Raw data -
◆ ◆ ◆ ◆ ◆ ◆ ◆

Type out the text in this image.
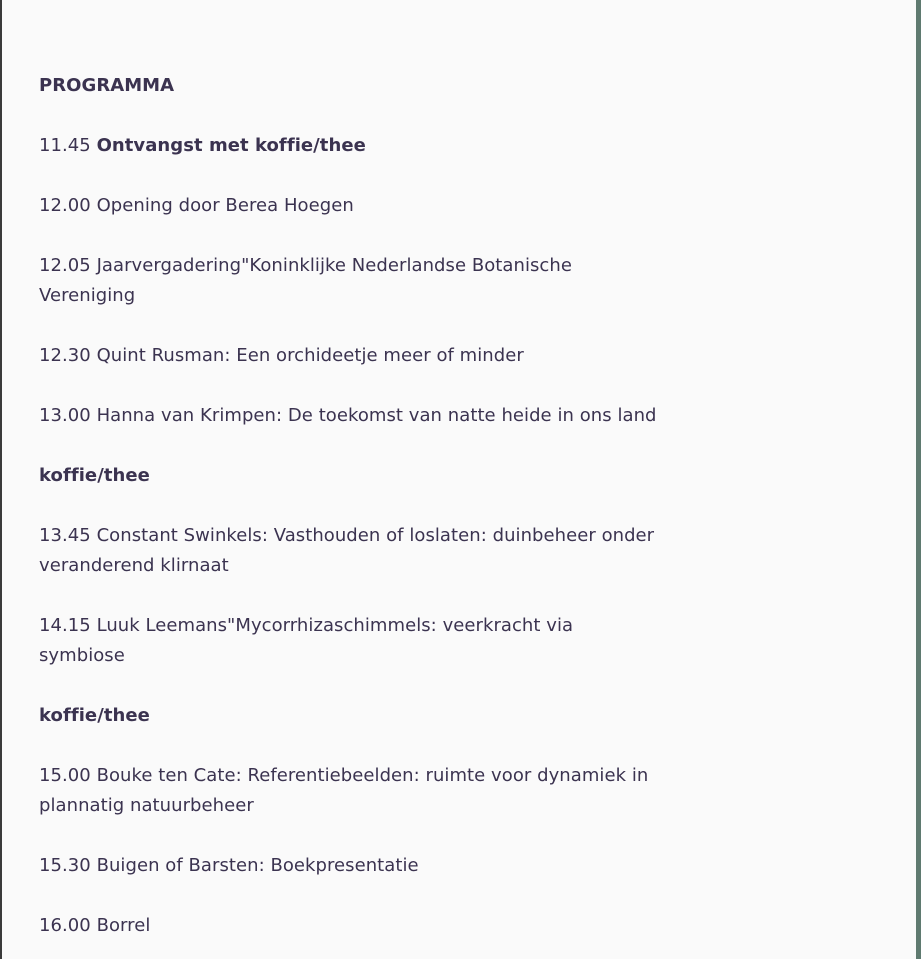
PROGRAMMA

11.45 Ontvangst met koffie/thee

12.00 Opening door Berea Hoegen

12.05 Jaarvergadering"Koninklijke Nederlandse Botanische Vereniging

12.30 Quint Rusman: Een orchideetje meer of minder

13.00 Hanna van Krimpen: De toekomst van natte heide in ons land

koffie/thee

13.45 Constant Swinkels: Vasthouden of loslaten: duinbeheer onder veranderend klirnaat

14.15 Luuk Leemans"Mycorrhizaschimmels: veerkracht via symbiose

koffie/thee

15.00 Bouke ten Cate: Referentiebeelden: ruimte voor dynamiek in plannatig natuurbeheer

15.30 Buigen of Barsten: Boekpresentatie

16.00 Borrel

◆ ◆ ◆ ◆ ◆ ◆ ◆

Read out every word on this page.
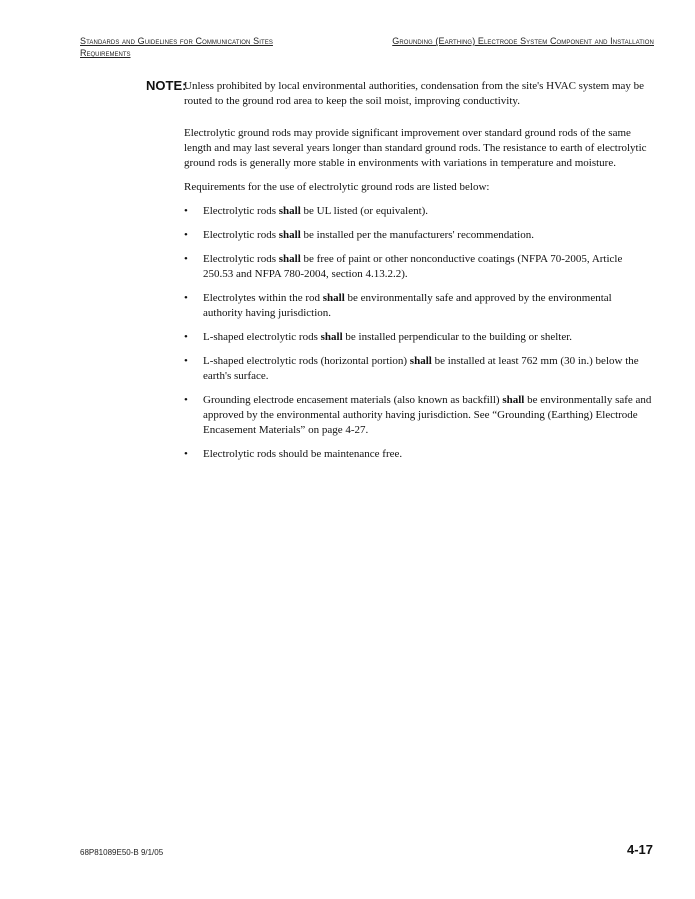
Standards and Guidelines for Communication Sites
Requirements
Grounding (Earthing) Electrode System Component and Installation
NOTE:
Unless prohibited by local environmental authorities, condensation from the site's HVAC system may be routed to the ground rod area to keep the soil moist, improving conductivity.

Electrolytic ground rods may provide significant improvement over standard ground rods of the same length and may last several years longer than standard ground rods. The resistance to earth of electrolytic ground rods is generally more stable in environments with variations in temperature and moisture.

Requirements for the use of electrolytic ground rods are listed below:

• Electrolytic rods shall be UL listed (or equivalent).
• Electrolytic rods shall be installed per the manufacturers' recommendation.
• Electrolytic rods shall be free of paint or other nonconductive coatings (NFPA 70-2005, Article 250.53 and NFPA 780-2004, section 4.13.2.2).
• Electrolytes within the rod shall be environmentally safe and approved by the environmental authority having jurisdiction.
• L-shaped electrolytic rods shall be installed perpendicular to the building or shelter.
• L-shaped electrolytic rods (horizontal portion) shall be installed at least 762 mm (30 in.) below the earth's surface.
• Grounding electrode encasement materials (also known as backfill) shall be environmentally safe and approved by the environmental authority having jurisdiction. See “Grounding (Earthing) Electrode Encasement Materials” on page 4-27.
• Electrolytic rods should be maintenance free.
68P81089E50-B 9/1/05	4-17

◆ ◆ ◆ ◆ ◆ ◆ ◆

Go through the entries and return each line where the word "environmental" appears.

Written response -
Unless prohibited by local environmental authorities, condensation from the site's HVAC system may be routed to the ground rod area to keep the soil moist, improving conductivity.
• Electrolytes within the rod shall be environmentally safe and approved by the environmental authority having jurisdiction.
• Grounding electrode encasement materials (also known as backfill) shall be environmentally safe and approved by the environmental authority having jurisdiction. See “Grounding (Earthing) Electrode Encasement Materials” on page 4-27.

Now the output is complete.